What is asked | Leave out the pictures and repeat every record exactly.

┌─ Given data

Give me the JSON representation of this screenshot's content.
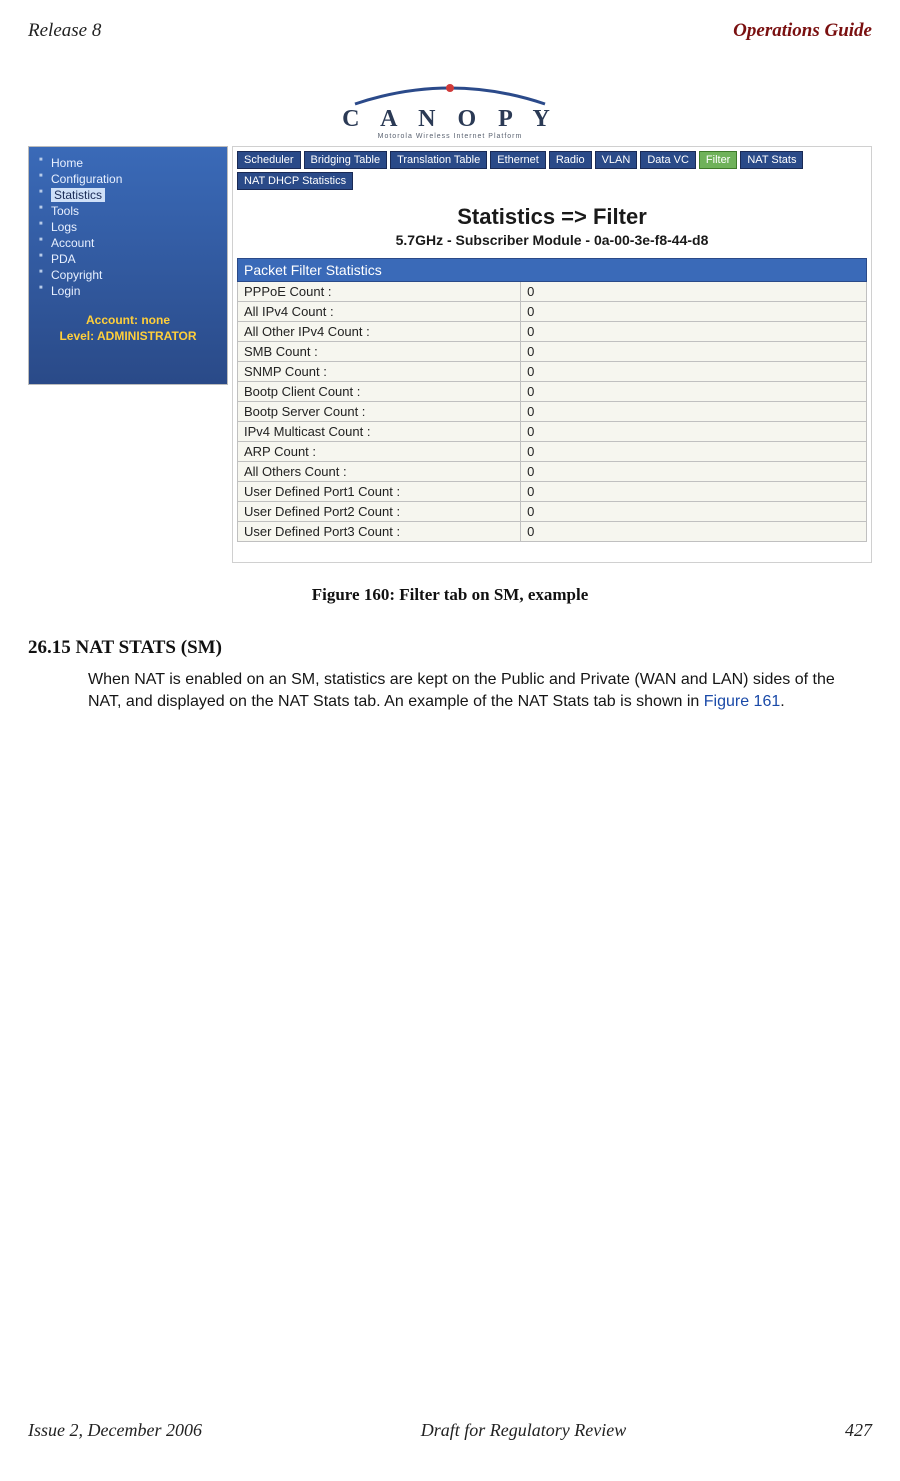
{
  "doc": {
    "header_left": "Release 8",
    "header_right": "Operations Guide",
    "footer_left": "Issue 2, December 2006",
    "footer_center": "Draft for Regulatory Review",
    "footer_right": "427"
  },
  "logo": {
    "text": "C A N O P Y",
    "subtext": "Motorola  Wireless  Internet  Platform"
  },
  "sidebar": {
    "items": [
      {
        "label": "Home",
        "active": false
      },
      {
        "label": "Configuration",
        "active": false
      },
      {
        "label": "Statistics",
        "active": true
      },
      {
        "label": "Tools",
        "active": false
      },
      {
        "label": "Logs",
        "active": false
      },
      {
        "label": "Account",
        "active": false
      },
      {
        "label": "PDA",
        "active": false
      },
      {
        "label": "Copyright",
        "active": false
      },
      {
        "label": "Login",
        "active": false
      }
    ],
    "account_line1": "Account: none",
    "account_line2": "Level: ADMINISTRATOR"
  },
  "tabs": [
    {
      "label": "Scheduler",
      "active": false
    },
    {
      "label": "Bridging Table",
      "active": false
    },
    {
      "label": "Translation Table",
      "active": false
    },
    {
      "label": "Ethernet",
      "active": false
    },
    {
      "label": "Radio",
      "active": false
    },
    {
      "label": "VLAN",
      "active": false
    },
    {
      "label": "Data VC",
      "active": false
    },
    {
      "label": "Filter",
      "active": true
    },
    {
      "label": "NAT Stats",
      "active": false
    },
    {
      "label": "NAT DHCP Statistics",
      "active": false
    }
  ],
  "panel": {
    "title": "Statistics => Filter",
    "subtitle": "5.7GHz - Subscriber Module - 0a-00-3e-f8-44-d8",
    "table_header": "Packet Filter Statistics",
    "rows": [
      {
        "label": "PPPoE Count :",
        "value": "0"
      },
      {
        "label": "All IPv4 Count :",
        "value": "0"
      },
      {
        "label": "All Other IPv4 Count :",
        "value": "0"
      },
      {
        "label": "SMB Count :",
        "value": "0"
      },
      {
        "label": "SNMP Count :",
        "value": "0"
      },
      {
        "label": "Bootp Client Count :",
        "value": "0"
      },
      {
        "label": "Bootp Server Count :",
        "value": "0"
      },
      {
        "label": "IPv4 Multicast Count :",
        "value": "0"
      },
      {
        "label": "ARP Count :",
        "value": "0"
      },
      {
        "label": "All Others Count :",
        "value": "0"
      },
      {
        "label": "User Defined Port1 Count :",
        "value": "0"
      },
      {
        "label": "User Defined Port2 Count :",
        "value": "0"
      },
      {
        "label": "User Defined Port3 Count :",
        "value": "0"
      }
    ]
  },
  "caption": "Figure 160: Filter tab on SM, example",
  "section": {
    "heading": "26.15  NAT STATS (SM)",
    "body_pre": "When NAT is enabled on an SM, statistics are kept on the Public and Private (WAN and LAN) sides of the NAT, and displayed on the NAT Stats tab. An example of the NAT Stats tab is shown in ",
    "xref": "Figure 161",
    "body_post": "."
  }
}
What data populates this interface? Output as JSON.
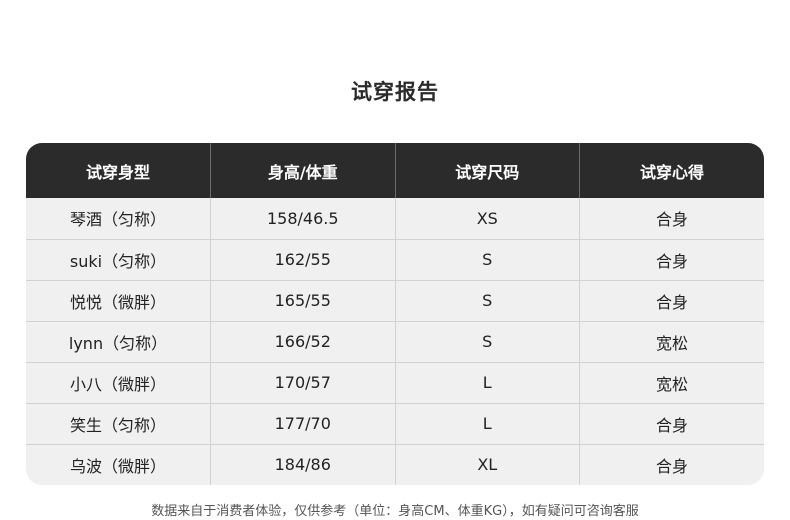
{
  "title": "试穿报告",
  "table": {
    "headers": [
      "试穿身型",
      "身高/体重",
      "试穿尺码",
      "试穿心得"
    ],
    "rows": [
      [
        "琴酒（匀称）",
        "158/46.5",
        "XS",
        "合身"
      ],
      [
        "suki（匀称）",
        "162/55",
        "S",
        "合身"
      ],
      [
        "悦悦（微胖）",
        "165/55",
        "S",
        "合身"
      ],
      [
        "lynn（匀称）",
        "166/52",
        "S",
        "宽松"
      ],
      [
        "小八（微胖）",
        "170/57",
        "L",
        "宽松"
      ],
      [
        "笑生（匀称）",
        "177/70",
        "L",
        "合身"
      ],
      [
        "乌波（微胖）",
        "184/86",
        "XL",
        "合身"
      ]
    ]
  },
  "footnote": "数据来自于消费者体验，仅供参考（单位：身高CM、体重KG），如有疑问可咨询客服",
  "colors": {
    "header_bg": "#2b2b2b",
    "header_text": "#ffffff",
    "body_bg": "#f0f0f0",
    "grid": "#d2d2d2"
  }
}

└─

Written response |
Give me the JSON representation of this screenshot's content.
{
  "doc": {
    "header_left": "Release 8",
    "header_right": "Operations Guide",
    "footer_left": "Issue 2, December 2006",
    "footer_center": "Draft for Regulatory Review",
    "footer_right": "427"
  },
  "logo": {
    "text": "C A N O P Y",
    "subtext": "Motorola  Wireless  Internet  Platform"
  },
  "sidebar": {
    "items": [
      {
        "label": "Home",
        "active": false
      },
      {
        "label": "Configuration",
        "active": false
      },
      {
        "label": "Statistics",
        "active": true
      },
      {
        "label": "Tools",
        "active": false
      },
      {
        "label": "Logs",
        "active": false
      },
      {
        "label": "Account",
        "active": false
      },
      {
        "label": "PDA",
        "active": false
      },
      {
        "label": "Copyright",
        "active": false
      },
      {
        "label": "Login",
        "active": false
      }
    ],
    "account_line1": "Account: none",
    "account_line2": "Level: ADMINISTRATOR"
  },
  "tabs": [
    {
      "label": "Scheduler",
      "active": false
    },
    {
      "label": "Bridging Table",
      "active": false
    },
    {
      "label": "Translation Table",
      "active": false
    },
    {
      "label": "Ethernet",
      "active": false
    },
    {
      "label": "Radio",
      "active": false
    },
    {
      "label": "VLAN",
      "active": false
    },
    {
      "label": "Data VC",
      "active": false
    },
    {
      "label": "Filter",
      "active": true
    },
    {
      "label": "NAT Stats",
      "active": false
    },
    {
      "label": "NAT DHCP Statistics",
      "active": false
    }
  ],
  "panel": {
    "title": "Statistics => Filter",
    "subtitle": "5.7GHz - Subscriber Module - 0a-00-3e-f8-44-d8",
    "table_header": "Packet Filter Statistics",
    "rows": [
      {
        "label": "PPPoE Count :",
        "value": "0"
      },
      {
        "label": "All IPv4 Count :",
        "value": "0"
      },
      {
        "label": "All Other IPv4 Count :",
        "value": "0"
      },
      {
        "label": "SMB Count :",
        "value": "0"
      },
      {
        "label": "SNMP Count :",
        "value": "0"
      },
      {
        "label": "Bootp Client Count :",
        "value": "0"
      },
      {
        "label": "Bootp Server Count :",
        "value": "0"
      },
      {
        "label": "IPv4 Multicast Count :",
        "value": "0"
      },
      {
        "label": "ARP Count :",
        "value": "0"
      },
      {
        "label": "All Others Count :",
        "value": "0"
      },
      {
        "label": "User Defined Port1 Count :",
        "value": "0"
      },
      {
        "label": "User Defined Port2 Count :",
        "value": "0"
      },
      {
        "label": "User Defined Port3 Count :",
        "value": "0"
      }
    ]
  },
  "caption": "Figure 160: Filter tab on SM, example",
  "section": {
    "heading": "26.15  NAT STATS (SM)",
    "body_pre": "When NAT is enabled on an SM, statistics are kept on the Public and Private (WAN and LAN) sides of the NAT, and displayed on the NAT Stats tab. An example of the NAT Stats tab is shown in ",
    "xref": "Figure 161",
    "body_post": "."
  }
}
What data populates this interface? Output as JSON.
{
  "title": "试穿报告",
  "table": {
    "headers": [
      "试穿身型",
      "身高/体重",
      "试穿尺码",
      "试穿心得"
    ],
    "rows": [
      [
        "琴酒（匀称）",
        "158/46.5",
        "XS",
        "合身"
      ],
      [
        "suki（匀称）",
        "162/55",
        "S",
        "合身"
      ],
      [
        "悦悦（微胖）",
        "165/55",
        "S",
        "合身"
      ],
      [
        "lynn（匀称）",
        "166/52",
        "S",
        "宽松"
      ],
      [
        "小八（微胖）",
        "170/57",
        "L",
        "宽松"
      ],
      [
        "笑生（匀称）",
        "177/70",
        "L",
        "合身"
      ],
      [
        "乌波（微胖）",
        "184/86",
        "XL",
        "合身"
      ]
    ]
  },
  "footnote": "数据来自于消费者体验，仅供参考（单位：身高CM、体重KG），如有疑问可咨询客服",
  "colors": {
    "header_bg": "#2b2b2b",
    "header_text": "#ffffff",
    "body_bg": "#f0f0f0",
    "grid": "#d2d2d2"
  }
}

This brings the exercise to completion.